**Work to complete:**
Can you retype every record below exactly as written?

Figure data in JSON:
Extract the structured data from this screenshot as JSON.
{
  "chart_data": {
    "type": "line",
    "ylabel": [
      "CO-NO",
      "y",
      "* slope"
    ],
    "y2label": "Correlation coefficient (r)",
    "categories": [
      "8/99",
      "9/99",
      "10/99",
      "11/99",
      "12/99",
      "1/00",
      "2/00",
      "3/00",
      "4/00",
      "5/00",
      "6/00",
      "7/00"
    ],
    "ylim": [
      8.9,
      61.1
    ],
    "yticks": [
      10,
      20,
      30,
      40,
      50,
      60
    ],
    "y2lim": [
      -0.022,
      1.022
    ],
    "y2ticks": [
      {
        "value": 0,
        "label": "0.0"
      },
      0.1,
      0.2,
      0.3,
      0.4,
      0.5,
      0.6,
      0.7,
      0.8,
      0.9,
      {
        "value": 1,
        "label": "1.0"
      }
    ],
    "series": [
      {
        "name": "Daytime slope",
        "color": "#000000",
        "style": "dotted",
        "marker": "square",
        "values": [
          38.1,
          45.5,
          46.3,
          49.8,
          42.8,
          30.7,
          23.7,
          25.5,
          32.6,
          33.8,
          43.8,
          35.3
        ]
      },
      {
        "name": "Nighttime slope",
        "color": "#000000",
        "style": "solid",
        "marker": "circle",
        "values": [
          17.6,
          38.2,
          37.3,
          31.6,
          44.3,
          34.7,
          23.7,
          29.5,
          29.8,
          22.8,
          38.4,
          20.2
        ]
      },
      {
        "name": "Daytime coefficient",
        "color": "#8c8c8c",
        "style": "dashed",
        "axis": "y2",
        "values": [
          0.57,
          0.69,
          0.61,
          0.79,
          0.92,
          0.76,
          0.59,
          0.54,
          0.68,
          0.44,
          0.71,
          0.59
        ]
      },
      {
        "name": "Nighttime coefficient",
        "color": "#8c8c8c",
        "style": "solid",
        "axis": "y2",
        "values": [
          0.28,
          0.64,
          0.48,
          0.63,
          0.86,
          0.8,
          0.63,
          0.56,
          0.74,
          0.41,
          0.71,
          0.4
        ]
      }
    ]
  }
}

**Finished exercise:**
Extract the structured data from this screenshot as JSON.
{
  "chart_data": {
    "type": "line",
    "ylabel": [
      "CO-NO",
      "y",
      "* slope"
    ],
    "y2label": "Correlation coefficient (r)",
    "categories": [
      "8/99",
      "9/99",
      "10/99",
      "11/99",
      "12/99",
      "1/00",
      "2/00",
      "3/00",
      "4/00",
      "5/00",
      "6/00",
      "7/00"
    ],
    "ylim": [
      8.9,
      61.1
    ],
    "yticks": [
      10,
      20,
      30,
      40,
      50,
      60
    ],
    "y2lim": [
      -0.022,
      1.022
    ],
    "y2ticks": [
      {
        "value": 0,
        "label": "0.0"
      },
      0.1,
      0.2,
      0.3,
      0.4,
      0.5,
      0.6,
      0.7,
      0.8,
      0.9,
      {
        "value": 1,
        "label": "1.0"
      }
    ],
    "series": [
      {
        "name": "Daytime slope",
        "color": "#000000",
        "style": "dotted",
        "marker": "square",
        "values": [
          38.1,
          45.5,
          46.3,
          49.8,
          42.8,
          30.7,
          23.7,
          25.5,
          32.6,
          33.8,
          43.8,
          35.3
        ]
      },
      {
        "name": "Nighttime slope",
        "color": "#000000",
        "style": "solid",
        "marker": "circle",
        "values": [
          17.6,
          38.2,
          37.3,
          31.6,
          44.3,
          34.7,
          23.7,
          29.5,
          29.8,
          22.8,
          38.4,
          20.2
        ]
      },
      {
        "name": "Daytime coefficient",
        "color": "#8c8c8c",
        "style": "dashed",
        "axis": "y2",
        "values": [
          0.57,
          0.69,
          0.61,
          0.79,
          0.92,
          0.76,
          0.59,
          0.54,
          0.68,
          0.44,
          0.71,
          0.59
        ]
      },
      {
        "name": "Nighttime coefficient",
        "color": "#8c8c8c",
        "style": "solid",
        "axis": "y2",
        "values": [
          0.28,
          0.64,
          0.48,
          0.63,
          0.86,
          0.8,
          0.63,
          0.56,
          0.74,
          0.41,
          0.71,
          0.4
        ]
      }
    ]
  }
}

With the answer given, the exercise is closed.